▶ Quoted text:
###

Met Stephanie from the RSPB in a pub, together with many other wonderful RSPB people. They were saying goodbye to a colleague leaving for Australia. Me a gatecrasher with his first pint of Irish Guiness. Actually couldn't have been made more welcome and many thanks to all there.

B & B - Roseleigh Guest House - 02890644414 - superb accomodation and many thanks to James and Donna.

Now on my way to Belfast Lough RSPB reserve and so excited about the next three weeks in Northern Ireland.

So, thanks to everyone who has made a donation to one of the charities and a special thanks to John White who has made a donation to all 3!

Thanks to all people who I've met.

And thanks to God for teaching me that birding isn't easy and that double dips of Mega proportions will teach me that lesson.

All the best everyone,


Wednesday, 19 May 2010

Nora Batty and a couple of dotterels

Celebration time. 200 up on the year list after 2 dotterel last night and quite a few red grouse today.

So, from Bakewell made it to Abney Moor and found the otterel with the help of 'the mouth from the south'; a nickname for a birder who with his mate, Mark ensured that we saw the birds. Actually after searching with Mark and Jo [Of Pies & Birds blog] from Sheffield and listening to the shouts from the fore named birder, the two dotterel flew quickly to the north and seemed like they were off for good. Still with the great reed warbler in the morning well chuffed with the day and well worth the 60 odd miles cycled. [199]

No room in the Youth hostel at Haversage so camped in what I thought was an empty field.

###

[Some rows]

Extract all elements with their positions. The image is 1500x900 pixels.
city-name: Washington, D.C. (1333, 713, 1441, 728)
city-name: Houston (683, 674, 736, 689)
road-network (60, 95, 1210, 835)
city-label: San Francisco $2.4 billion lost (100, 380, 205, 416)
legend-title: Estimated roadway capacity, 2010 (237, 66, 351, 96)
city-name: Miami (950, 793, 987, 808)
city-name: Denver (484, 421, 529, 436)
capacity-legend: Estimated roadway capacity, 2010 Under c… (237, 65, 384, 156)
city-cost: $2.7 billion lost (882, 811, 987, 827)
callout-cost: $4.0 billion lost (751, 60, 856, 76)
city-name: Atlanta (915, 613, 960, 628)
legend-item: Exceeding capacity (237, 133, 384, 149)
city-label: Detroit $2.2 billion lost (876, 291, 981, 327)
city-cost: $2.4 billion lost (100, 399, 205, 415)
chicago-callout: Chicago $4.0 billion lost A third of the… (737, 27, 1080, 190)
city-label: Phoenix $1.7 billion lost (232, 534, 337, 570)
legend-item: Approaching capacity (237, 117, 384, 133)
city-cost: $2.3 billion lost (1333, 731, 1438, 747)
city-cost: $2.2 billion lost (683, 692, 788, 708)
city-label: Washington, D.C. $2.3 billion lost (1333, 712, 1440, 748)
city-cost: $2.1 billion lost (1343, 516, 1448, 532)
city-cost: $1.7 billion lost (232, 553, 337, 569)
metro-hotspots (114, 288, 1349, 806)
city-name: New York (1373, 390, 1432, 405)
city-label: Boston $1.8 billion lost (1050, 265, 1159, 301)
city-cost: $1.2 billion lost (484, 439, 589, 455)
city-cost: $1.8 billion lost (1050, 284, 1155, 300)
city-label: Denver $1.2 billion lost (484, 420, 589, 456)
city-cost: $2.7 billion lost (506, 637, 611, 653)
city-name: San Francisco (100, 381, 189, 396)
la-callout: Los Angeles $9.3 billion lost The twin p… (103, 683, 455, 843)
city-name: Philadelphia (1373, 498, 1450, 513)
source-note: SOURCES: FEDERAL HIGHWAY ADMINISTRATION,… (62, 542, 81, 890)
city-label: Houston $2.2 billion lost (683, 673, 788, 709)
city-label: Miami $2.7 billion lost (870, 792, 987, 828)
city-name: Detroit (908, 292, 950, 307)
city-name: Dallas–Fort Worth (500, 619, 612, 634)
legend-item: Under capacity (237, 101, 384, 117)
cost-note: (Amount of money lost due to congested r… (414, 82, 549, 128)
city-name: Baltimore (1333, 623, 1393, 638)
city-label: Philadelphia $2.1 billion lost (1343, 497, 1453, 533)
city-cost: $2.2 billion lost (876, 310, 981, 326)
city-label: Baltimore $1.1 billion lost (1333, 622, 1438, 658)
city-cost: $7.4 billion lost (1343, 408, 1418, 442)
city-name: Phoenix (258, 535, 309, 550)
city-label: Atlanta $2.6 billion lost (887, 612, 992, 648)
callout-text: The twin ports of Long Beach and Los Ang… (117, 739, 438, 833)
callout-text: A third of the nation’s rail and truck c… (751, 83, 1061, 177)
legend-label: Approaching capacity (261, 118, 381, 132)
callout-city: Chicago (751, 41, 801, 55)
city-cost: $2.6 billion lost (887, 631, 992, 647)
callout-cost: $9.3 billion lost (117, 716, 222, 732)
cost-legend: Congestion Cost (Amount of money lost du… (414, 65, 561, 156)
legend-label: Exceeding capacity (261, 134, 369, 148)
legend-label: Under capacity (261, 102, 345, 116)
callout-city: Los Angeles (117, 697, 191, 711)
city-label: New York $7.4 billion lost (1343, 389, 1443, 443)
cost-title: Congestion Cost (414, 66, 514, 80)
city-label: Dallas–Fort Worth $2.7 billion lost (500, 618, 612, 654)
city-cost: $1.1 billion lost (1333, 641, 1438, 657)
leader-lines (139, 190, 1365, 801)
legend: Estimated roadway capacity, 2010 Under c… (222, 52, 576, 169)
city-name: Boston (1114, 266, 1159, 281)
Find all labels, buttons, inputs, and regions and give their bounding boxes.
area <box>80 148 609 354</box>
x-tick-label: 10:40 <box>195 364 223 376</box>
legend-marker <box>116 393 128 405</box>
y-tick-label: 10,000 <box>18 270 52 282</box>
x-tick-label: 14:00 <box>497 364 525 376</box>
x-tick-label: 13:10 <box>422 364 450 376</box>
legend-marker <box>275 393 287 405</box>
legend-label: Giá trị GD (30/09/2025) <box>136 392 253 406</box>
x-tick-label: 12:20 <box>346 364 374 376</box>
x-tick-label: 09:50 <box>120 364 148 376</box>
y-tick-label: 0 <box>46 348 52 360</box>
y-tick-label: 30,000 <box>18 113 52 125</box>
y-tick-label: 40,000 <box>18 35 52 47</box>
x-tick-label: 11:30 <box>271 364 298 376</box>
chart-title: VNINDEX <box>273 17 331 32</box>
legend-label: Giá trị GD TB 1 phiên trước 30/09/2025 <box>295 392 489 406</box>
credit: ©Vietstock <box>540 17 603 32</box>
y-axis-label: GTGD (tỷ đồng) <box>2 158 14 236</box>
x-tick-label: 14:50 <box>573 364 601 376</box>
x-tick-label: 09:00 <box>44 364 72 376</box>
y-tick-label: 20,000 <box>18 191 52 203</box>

###

▶ Task set:
- a) Answer these questions about the birding blog:
(i) What phone number is given for Roseleigh Guest House?
(ii) Which reserve is the writer heading to next?
(iii) Where was there no room, so the writer camped instead?
- b) Write the rows from their first line through the line containing "city-label: Washington, D.C." as a JSON list of strings. Use one string per line, leave out blank lines, and include nothing beyond that range.

▶ Answers:
- a)
(i) 02890644414
(ii) Belfast Lough RSPB reserve
(iii) The Youth hostel at Haversage

- b)
[
  "Extract all elements with their positions. The image is 1500x900 pixels.",
  "city-name: Washington, D.C. (1333, 713, 1441, 728)",
  "city-name: Houston (683, 674, 736, 689)",
  "road-network (60, 95, 1210, 835)",
  "city-label: San Francisco $2.4 billion lost (100, 380, 205, 416)",
  "legend-title: Estimated roadway capacity, 2010 (237, 66, 351, 96)",
  "city-name: Miami (950, 793, 987, 808)",
  "city-name: Denver (484, 421, 529, 436)",
  "capacity-legend: Estimated roadway capacity, 2010 Under c… (237, 65, 384, 156)",
  "city-cost: $2.7 billion lost (882, 811, 987, 827)",
  "callout-cost: $4.0 billion lost (751, 60, 856, 76)",
  "city-name: Atlanta (915, 613, 960, 628)",
  "legend-item: Exceeding capacity (237, 133, 384, 149)",
  "city-label: Detroit $2.2 billion lost (876, 291, 981, 327)",
  "city-cost: $2.4 billion lost (100, 399, 205, 415)",
  "chicago-callout: Chicago $4.0 billion lost A third of the… (737, 27, 1080, 190)",
  "city-label: Phoenix $1.7 billion lost (232, 534, 337, 570)",
  "legend-item: Approaching capacity (237, 117, 384, 133)",
  "city-cost: $2.3 billion lost (1333, 731, 1438, 747)",
  "city-cost: $2.2 billion lost (683, 692, 788, 708)",
  "city-label: Washington, D.C. $2.3 billion lost (1333, 712, 1440, 748)"
]